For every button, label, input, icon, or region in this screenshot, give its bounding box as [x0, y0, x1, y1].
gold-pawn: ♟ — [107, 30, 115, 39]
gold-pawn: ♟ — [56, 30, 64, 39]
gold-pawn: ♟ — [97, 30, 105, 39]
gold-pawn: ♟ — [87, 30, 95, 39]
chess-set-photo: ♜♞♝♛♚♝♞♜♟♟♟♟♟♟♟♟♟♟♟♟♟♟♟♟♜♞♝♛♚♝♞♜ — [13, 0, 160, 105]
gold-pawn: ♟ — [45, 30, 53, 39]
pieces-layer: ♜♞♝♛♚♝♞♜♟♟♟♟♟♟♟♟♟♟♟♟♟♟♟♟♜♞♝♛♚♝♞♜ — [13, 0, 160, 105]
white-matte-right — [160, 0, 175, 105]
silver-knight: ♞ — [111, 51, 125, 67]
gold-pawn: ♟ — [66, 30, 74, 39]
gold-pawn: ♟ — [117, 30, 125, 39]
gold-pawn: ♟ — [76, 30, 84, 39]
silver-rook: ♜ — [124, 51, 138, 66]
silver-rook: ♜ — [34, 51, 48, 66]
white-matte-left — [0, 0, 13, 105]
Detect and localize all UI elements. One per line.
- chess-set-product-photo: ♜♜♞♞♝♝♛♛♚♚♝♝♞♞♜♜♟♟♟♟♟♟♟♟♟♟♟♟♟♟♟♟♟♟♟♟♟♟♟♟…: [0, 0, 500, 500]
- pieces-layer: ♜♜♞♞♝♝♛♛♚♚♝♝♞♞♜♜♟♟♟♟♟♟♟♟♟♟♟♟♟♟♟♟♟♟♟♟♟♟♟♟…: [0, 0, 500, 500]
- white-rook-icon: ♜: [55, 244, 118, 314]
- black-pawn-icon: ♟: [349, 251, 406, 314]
= = = = = = =
_AIM OF THE TASK_:
Reproduce verbatim every line of the records from the first one through the line containing "gold-pawn: ♟ — [66, 30, 74, 39]", inclusive.

_OUTPUT OF THE EXERCISE_:
For every button, label, input, icon, or region in this screenshot, give its bounding box as [x0, y0, x1, y1].
gold-pawn: ♟ — [107, 30, 115, 39]
gold-pawn: ♟ — [56, 30, 64, 39]
gold-pawn: ♟ — [97, 30, 105, 39]
gold-pawn: ♟ — [87, 30, 95, 39]
chess-set-photo: ♜♞♝♛♚♝♞♜♟♟♟♟♟♟♟♟♟♟♟♟♟♟♟♟♜♞♝♛♚♝♞♜ — [13, 0, 160, 105]
gold-pawn: ♟ — [45, 30, 53, 39]
pieces-layer: ♜♞♝♛♚♝♞♜♟♟♟♟♟♟♟♟♟♟♟♟♟♟♟♟♜♞♝♛♚♝♞♜ — [13, 0, 160, 105]
white-matte-right — [160, 0, 175, 105]
silver-knight: ♞ — [111, 51, 125, 67]
gold-pawn: ♟ — [66, 30, 74, 39]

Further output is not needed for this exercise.